==== Given information ====

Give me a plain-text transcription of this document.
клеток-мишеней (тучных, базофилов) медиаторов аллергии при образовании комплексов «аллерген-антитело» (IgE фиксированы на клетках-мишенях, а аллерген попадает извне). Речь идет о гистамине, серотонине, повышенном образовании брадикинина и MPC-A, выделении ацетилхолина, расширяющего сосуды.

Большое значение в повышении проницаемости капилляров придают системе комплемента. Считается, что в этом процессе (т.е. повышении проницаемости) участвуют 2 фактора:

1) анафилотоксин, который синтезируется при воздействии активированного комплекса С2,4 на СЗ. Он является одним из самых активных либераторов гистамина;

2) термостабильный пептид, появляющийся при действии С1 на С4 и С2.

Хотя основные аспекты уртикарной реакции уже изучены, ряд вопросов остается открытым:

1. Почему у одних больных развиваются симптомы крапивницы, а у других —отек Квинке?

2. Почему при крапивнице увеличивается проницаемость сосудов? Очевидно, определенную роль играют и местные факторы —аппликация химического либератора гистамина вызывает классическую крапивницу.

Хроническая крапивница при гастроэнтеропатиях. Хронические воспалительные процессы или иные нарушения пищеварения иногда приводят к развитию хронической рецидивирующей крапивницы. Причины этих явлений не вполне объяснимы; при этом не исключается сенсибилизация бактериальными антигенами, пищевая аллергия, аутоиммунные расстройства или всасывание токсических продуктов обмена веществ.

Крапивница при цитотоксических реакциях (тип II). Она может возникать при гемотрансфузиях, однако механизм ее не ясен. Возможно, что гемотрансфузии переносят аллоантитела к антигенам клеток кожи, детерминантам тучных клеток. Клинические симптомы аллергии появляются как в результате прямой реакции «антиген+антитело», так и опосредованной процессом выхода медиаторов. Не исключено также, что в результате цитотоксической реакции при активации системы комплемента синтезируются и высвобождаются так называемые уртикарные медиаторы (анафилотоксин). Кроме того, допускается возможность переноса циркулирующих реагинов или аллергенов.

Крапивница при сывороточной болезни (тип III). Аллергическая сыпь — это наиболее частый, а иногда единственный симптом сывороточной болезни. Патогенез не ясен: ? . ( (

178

====
==== Given information ====

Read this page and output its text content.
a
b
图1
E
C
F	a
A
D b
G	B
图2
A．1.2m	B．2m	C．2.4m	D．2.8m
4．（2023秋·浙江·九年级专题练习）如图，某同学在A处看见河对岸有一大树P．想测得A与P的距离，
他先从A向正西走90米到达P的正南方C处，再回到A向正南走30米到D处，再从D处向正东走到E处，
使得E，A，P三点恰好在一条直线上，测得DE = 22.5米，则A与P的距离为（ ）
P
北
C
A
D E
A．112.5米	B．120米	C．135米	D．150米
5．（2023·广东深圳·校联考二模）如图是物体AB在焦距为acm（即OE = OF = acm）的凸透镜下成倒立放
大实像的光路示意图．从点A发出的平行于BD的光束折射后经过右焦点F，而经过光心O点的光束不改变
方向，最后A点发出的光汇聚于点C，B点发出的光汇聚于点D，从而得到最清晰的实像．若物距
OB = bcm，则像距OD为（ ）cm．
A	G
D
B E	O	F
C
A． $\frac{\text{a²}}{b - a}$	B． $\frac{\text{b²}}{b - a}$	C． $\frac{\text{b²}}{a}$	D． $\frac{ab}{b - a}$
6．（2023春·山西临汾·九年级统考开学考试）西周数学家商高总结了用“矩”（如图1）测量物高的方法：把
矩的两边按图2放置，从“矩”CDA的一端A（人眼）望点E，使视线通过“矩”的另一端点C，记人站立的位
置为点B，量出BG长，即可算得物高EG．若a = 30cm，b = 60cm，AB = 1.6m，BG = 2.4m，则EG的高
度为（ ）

====

• [Your task]:
Copy each line of the records containing the string "анафилотоксин".

• [Reply]:
1) анафилотоксин, который синтезируется при воздействии активированного комплекса С2,4 на СЗ. Он является одним из самых активных либераторов гистамина;
Крапивница при цитотоксических реакциях (тип II). Она может возникать при гемотрансфузиях, однако механизм ее не ясен. Возможно, что гемотрансфузии переносят аллоантитела к антигенам клеток кожи, детерминантам тучных клеток. Клинические симптомы аллергии появляются как в результате прямой реакции «антиген+антитело», так и опосредованной процессом выхода медиаторов. Не исключено также, что в результате цитотоксической реакции при активации системы комплемента синтезируются и высвобождаются так называемые уртикарные медиаторы (анафилотоксин). Кроме того, допускается возможность переноса циркулирующих реагинов или аллергенов.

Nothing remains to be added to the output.